_Work required_.
Copy the items word for word, starting with the first line and ending with the line that contains "note-label: 备注: [119,910,158,929]". Include both of those lines.

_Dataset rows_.
=======

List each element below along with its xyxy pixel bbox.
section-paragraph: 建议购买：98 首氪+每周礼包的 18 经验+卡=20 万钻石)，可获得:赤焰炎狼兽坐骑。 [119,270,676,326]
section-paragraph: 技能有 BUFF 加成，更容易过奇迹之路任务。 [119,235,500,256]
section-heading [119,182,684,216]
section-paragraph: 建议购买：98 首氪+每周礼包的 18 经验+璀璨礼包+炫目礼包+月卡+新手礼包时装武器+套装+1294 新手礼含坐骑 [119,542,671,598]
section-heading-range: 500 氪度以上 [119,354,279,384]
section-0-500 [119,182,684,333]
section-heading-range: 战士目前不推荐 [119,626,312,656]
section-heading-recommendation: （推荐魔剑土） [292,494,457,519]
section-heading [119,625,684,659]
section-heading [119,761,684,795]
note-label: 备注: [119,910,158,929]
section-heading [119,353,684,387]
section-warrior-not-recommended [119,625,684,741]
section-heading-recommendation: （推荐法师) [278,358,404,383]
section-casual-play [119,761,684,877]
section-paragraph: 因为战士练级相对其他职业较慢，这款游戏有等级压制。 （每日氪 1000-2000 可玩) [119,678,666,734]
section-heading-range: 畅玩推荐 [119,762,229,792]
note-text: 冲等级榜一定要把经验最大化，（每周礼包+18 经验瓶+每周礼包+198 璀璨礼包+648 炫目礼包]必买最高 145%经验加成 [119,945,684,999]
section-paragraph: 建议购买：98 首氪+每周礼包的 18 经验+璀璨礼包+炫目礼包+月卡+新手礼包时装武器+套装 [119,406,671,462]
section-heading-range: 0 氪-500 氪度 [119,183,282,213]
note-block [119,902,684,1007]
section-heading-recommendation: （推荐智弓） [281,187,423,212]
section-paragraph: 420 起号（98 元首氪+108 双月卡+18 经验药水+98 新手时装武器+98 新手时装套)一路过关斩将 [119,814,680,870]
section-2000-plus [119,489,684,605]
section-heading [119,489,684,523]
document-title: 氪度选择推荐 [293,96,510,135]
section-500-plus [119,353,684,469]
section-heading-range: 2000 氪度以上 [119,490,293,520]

=======

_Result_.
List each element below along with its xyxy pixel bbox.
section-paragraph: 建议购买：98 首氪+每周礼包的 18 经验+卡=20 万钻石)，可获得:赤焰炎狼兽坐骑。 [119,270,676,326]
section-paragraph: 技能有 BUFF 加成，更容易过奇迹之路任务。 [119,235,500,256]
section-heading [119,182,684,216]
section-paragraph: 建议购买：98 首氪+每周礼包的 18 经验+璀璨礼包+炫目礼包+月卡+新手礼包时装武器+套装+1294 新手礼含坐骑 [119,542,671,598]
section-heading-range: 500 氪度以上 [119,354,279,384]
section-0-500 [119,182,684,333]
section-heading-range: 战士目前不推荐 [119,626,312,656]
section-heading-recommendation: （推荐魔剑土） [292,494,457,519]
section-heading [119,625,684,659]
section-heading [119,761,684,795]
note-label: 备注: [119,910,158,929]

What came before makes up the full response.